[Stored entries]
========
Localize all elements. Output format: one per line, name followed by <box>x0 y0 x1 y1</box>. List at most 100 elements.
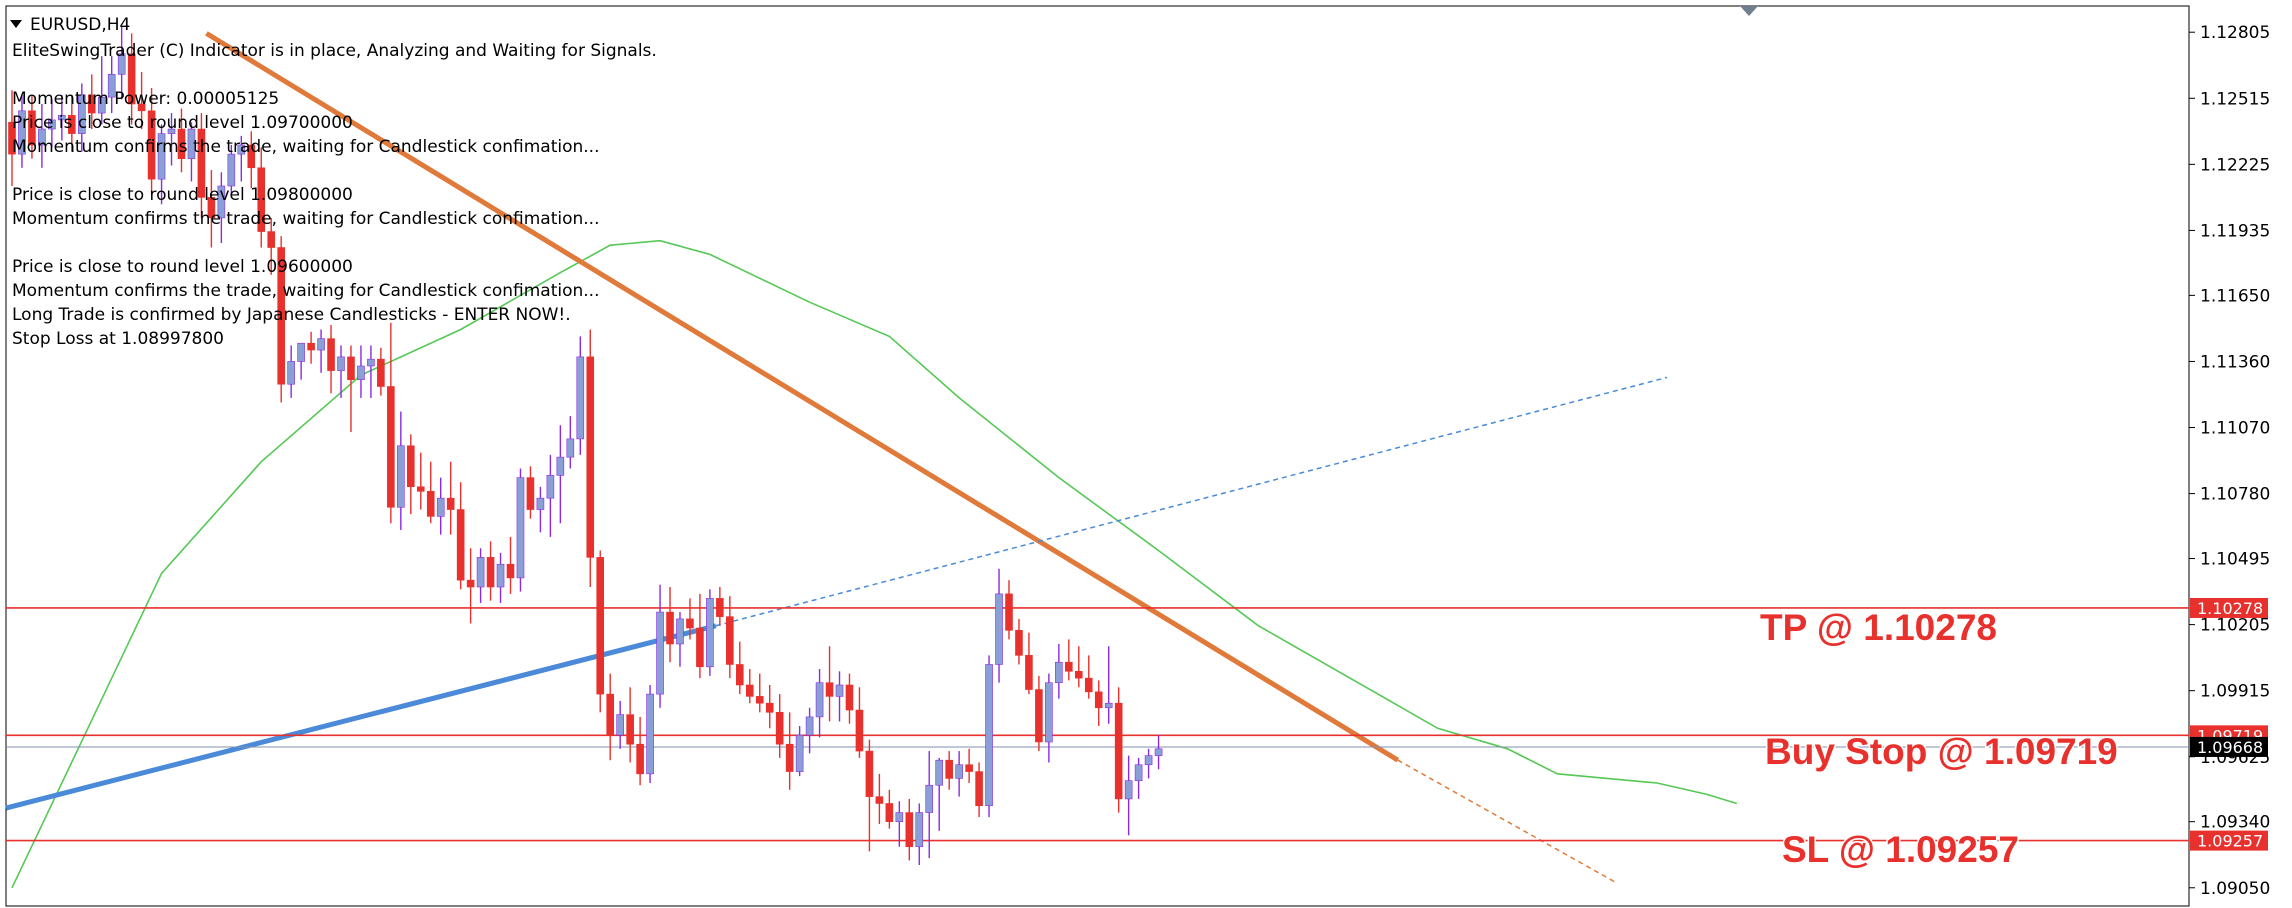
candle-body <box>426 491 435 517</box>
candle-body <box>1035 689 1043 743</box>
candle-body <box>1094 691 1103 709</box>
candle-body <box>855 709 864 752</box>
candle-body <box>1124 780 1133 800</box>
candle-body <box>446 497 455 510</box>
candle-body <box>466 579 475 588</box>
buy-stop-label: Buy Stop @ 1.09719 <box>1765 731 2118 772</box>
candle-body <box>576 356 585 440</box>
candle-body <box>676 618 684 645</box>
candle-body <box>985 664 993 807</box>
candle-body <box>1114 702 1123 800</box>
tp-tag-label: 1.10278 <box>2197 599 2263 618</box>
candle-body <box>586 356 595 558</box>
candle-body <box>825 682 834 697</box>
candle-body <box>726 616 734 665</box>
candle-body <box>377 358 385 387</box>
candle-body <box>656 611 664 695</box>
candle-body <box>755 696 764 704</box>
candle-body <box>247 144 256 169</box>
candle-body <box>237 144 246 155</box>
indicator-line: Price is close to round level 1.09600000 <box>12 257 353 277</box>
chart-shift-marker-icon[interactable] <box>1740 6 1758 16</box>
indicator-line: Momentum Power: 0.00005125 <box>12 89 279 109</box>
candle-body <box>865 750 874 797</box>
price-tick-label: 1.09050 <box>2200 879 2270 899</box>
candle-body <box>945 759 953 779</box>
indicator-line: Momentum confirms the trade, waiting for… <box>12 281 599 301</box>
candle-body <box>935 759 944 786</box>
candle-body <box>646 693 654 775</box>
candle-body <box>795 734 804 772</box>
candle-body <box>736 664 744 686</box>
candle-body <box>885 803 894 822</box>
plot-area-frame <box>5 5 2190 907</box>
candle-body <box>1084 677 1093 693</box>
candle-body <box>1045 682 1053 743</box>
candle-body <box>765 702 774 713</box>
candle-body <box>267 231 276 248</box>
candle-body <box>895 812 904 822</box>
indicator-line: Momentum confirms the trade, waiting for… <box>12 209 599 229</box>
candle-body <box>596 557 605 695</box>
price-tick-label: 1.12805 <box>2200 23 2270 43</box>
chart-title: EURUSD,H4 <box>30 15 130 35</box>
sl-tag-bg <box>2190 830 2268 851</box>
candle-body <box>496 563 505 588</box>
candle-body <box>845 684 854 711</box>
candle-body <box>1144 755 1153 766</box>
uptrend-extension-line <box>715 376 1668 627</box>
candle-body <box>915 812 924 848</box>
candle-body <box>436 497 445 517</box>
candle-body <box>965 764 973 772</box>
chart-menu-triangle-icon[interactable] <box>10 20 22 28</box>
tp-label: TP @ 1.10278 <box>1760 607 1997 648</box>
candle-body <box>995 593 1003 665</box>
candle-body <box>456 509 465 581</box>
candle-body <box>526 477 535 510</box>
indicator-comment-block: EliteSwingTrader (C) Indicator is in pla… <box>12 41 657 349</box>
indicator-line: Price is close to round level 1.09700000 <box>12 113 353 133</box>
candle-body <box>1154 748 1163 756</box>
candle-body <box>18 110 26 155</box>
candle-body <box>1015 630 1023 656</box>
candle-body <box>28 110 36 146</box>
candle-body <box>1074 671 1083 679</box>
sl-tag-label: 1.09257 <box>2197 832 2263 851</box>
candle-body <box>307 342 315 351</box>
tp-tag-bg <box>2190 597 2268 618</box>
candle-body <box>87 94 96 114</box>
candle-body <box>1134 764 1143 781</box>
candle-body <box>127 53 136 105</box>
candle-body <box>117 53 126 75</box>
price-tick-label: 1.11650 <box>2200 286 2270 306</box>
candle-body <box>77 94 86 134</box>
candle-body <box>486 557 495 588</box>
candle-body <box>137 103 146 112</box>
indicator-line: Momentum confirms the trade, waiting for… <box>12 137 599 157</box>
candle-body <box>775 712 784 745</box>
indicator-line: Price is close to round level 1.09800000 <box>12 185 353 205</box>
price-tick-label: 1.11070 <box>2200 419 2270 439</box>
candle-body <box>337 356 345 371</box>
candle-body <box>686 618 694 629</box>
candle-body <box>556 456 565 476</box>
price-tick-label: 1.10780 <box>2200 485 2270 505</box>
candle-body <box>107 74 116 98</box>
candle-body <box>785 743 794 772</box>
candle-body <box>217 185 226 219</box>
current-price-tag-label: 1.09668 <box>2197 738 2263 757</box>
candle-body <box>38 128 46 146</box>
downtrend-line <box>205 31 1400 763</box>
candle-body <box>97 96 106 114</box>
candle-body <box>716 598 724 617</box>
trade-labels-layer: TP @ 1.10278 Buy Stop @ 1.09719 SL @ 1.0… <box>1759 606 2120 872</box>
candle-body <box>1055 661 1063 684</box>
candle-body <box>207 197 216 219</box>
candle-body <box>416 486 425 492</box>
candle-body <box>397 445 405 508</box>
candle-body <box>626 714 634 745</box>
candle-body <box>616 714 624 736</box>
candles-layer <box>8 26 1163 865</box>
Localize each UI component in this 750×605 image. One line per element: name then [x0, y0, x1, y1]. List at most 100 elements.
========
> **Short problem**
Change "Buy Stop" to "Sell Stop" in the stretch from the line that contains "candle-body <box>426 491 435 517</box>" through the line that contains "candle-body <box>656 611 664 695</box>", and give only those lines back with nothing else altered.

> **Finished task**
candle-body <box>426 491 435 517</box>
candle-body <box>1035 689 1043 743</box>
candle-body <box>1094 691 1103 709</box>
candle-body <box>855 709 864 752</box>
candle-body <box>1124 780 1133 800</box>
candle-body <box>446 497 455 510</box>
candle-body <box>466 579 475 588</box>
buy-stop-label: Sell Stop @ 1.09719 <box>1765 731 2118 772</box>
candle-body <box>576 356 585 440</box>
candle-body <box>676 618 684 645</box>
candle-body <box>985 664 993 807</box>
candle-body <box>1114 702 1123 800</box>
tp-tag-label: 1.10278 <box>2197 599 2263 618</box>
candle-body <box>586 356 595 558</box>
candle-body <box>825 682 834 697</box>
candle-body <box>726 616 734 665</box>
candle-body <box>377 358 385 387</box>
candle-body <box>656 611 664 695</box>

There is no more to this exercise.